---------- Extracted entries ----------

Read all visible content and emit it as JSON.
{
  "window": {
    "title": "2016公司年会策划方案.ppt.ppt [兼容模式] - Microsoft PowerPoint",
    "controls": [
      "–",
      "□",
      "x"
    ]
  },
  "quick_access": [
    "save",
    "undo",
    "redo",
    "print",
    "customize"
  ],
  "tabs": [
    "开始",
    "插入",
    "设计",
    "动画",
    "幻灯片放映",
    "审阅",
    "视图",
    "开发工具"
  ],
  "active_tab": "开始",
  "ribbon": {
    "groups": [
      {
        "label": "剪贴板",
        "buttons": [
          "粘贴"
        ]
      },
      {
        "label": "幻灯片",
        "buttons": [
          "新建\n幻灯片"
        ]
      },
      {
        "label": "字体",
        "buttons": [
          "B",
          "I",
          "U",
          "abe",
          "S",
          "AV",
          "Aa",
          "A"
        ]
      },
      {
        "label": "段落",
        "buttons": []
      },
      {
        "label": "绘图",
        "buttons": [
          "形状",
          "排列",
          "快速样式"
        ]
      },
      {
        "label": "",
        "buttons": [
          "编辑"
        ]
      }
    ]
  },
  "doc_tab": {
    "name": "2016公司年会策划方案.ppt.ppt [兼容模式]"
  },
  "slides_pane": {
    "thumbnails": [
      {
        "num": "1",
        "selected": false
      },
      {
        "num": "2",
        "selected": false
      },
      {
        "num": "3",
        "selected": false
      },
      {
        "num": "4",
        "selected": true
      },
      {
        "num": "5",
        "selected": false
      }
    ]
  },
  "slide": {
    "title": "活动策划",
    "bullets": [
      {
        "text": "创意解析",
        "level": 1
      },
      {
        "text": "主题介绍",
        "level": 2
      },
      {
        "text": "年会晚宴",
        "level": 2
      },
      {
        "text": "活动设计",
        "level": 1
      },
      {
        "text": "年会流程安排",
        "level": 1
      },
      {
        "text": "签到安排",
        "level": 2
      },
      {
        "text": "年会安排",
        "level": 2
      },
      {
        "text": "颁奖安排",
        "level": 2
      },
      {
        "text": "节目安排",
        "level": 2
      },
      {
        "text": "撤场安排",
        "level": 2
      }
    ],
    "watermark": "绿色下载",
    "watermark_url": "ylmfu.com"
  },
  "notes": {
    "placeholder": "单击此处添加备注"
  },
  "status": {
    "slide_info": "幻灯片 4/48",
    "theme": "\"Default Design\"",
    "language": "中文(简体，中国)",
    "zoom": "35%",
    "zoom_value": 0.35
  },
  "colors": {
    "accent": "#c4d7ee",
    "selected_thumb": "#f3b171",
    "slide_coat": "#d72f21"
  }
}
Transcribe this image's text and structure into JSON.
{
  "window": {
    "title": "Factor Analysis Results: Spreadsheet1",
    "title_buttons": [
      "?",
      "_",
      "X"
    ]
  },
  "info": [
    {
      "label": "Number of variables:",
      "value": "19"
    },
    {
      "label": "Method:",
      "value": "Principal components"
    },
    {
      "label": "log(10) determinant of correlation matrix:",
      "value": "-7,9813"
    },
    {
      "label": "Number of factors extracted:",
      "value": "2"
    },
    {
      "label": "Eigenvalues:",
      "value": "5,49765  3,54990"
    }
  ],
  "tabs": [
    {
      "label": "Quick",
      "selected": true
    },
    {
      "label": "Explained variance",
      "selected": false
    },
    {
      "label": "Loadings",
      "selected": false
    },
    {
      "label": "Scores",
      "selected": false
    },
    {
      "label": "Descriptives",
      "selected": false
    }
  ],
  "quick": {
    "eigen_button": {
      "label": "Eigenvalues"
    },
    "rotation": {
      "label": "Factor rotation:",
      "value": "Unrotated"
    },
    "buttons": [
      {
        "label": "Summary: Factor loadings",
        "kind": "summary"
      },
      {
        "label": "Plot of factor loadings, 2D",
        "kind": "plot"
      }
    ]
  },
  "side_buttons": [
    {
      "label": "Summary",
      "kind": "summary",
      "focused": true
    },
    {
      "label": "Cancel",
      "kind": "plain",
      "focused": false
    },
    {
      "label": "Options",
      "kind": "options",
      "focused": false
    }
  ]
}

----------

## Exercise brief
Copy all the records above precisely.

## Problem solution
Read all visible content and emit it as JSON.
{
  "window": {
    "title": "2016公司年会策划方案.ppt.ppt [兼容模式] - Microsoft PowerPoint",
    "controls": [
      "–",
      "□",
      "x"
    ]
  },
  "quick_access": [
    "save",
    "undo",
    "redo",
    "print",
    "customize"
  ],
  "tabs": [
    "开始",
    "插入",
    "设计",
    "动画",
    "幻灯片放映",
    "审阅",
    "视图",
    "开发工具"
  ],
  "active_tab": "开始",
  "ribbon": {
    "groups": [
      {
        "label": "剪贴板",
        "buttons": [
          "粘贴"
        ]
      },
      {
        "label": "幻灯片",
        "buttons": [
          "新建\n幻灯片"
        ]
      },
      {
        "label": "字体",
        "buttons": [
          "B",
          "I",
          "U",
          "abe",
          "S",
          "AV",
          "Aa",
          "A"
        ]
      },
      {
        "label": "段落",
        "buttons": []
      },
      {
        "label": "绘图",
        "buttons": [
          "形状",
          "排列",
          "快速样式"
        ]
      },
      {
        "label": "",
        "buttons": [
          "编辑"
        ]
      }
    ]
  },
  "doc_tab": {
    "name": "2016公司年会策划方案.ppt.ppt [兼容模式]"
  },
  "slides_pane": {
    "thumbnails": [
      {
        "num": "1",
        "selected": false
      },
      {
        "num": "2",
        "selected": false
      },
      {
        "num": "3",
        "selected": false
      },
      {
        "num": "4",
        "selected": true
      },
      {
        "num": "5",
        "selected": false
      }
    ]
  },
  "slide": {
    "title": "活动策划",
    "bullets": [
      {
        "text": "创意解析",
        "level": 1
      },
      {
        "text": "主题介绍",
        "level": 2
      },
      {
        "text": "年会晚宴",
        "level": 2
      },
      {
        "text": "活动设计",
        "level": 1
      },
      {
        "text": "年会流程安排",
        "level": 1
      },
      {
        "text": "签到安排",
        "level": 2
      },
      {
        "text": "年会安排",
        "level": 2
      },
      {
        "text": "颁奖安排",
        "level": 2
      },
      {
        "text": "节目安排",
        "level": 2
      },
      {
        "text": "撤场安排",
        "level": 2
      }
    ],
    "watermark": "绿色下载",
    "watermark_url": "ylmfu.com"
  },
  "notes": {
    "placeholder": "单击此处添加备注"
  },
  "status": {
    "slide_info": "幻灯片 4/48",
    "theme": "\"Default Design\"",
    "language": "中文(简体，中国)",
    "zoom": "35%",
    "zoom_value": 0.35
  },
  "colors": {
    "accent": "#c4d7ee",
    "selected_thumb": "#f3b171",
    "slide_coat": "#d72f21"
  }
}
Transcribe this image's text and structure into JSON.
{
  "window": {
    "title": "Factor Analysis Results: Spreadsheet1",
    "title_buttons": [
      "?",
      "_",
      "X"
    ]
  },
  "info": [
    {
      "label": "Number of variables:",
      "value": "19"
    },
    {
      "label": "Method:",
      "value": "Principal components"
    },
    {
      "label": "log(10) determinant of correlation matrix:",
      "value": "-7,9813"
    },
    {
      "label": "Number of factors extracted:",
      "value": "2"
    },
    {
      "label": "Eigenvalues:",
      "value": "5,49765  3,54990"
    }
  ],
  "tabs": [
    {
      "label": "Quick",
      "selected": true
    },
    {
      "label": "Explained variance",
      "selected": false
    },
    {
      "label": "Loadings",
      "selected": false
    },
    {
      "label": "Scores",
      "selected": false
    },
    {
      "label": "Descriptives",
      "selected": false
    }
  ],
  "quick": {
    "eigen_button": {
      "label": "Eigenvalues"
    },
    "rotation": {
      "label": "Factor rotation:",
      "value": "Unrotated"
    },
    "buttons": [
      {
        "label": "Summary: Factor loadings",
        "kind": "summary"
      },
      {
        "label": "Plot of factor loadings, 2D",
        "kind": "plot"
      }
    ]
  },
  "side_buttons": [
    {
      "label": "Summary",
      "kind": "summary",
      "focused": true
    },
    {
      "label": "Cancel",
      "kind": "plain",
      "focused": false
    },
    {
      "label": "Options",
      "kind": "options",
      "focused": false
    }
  ]
}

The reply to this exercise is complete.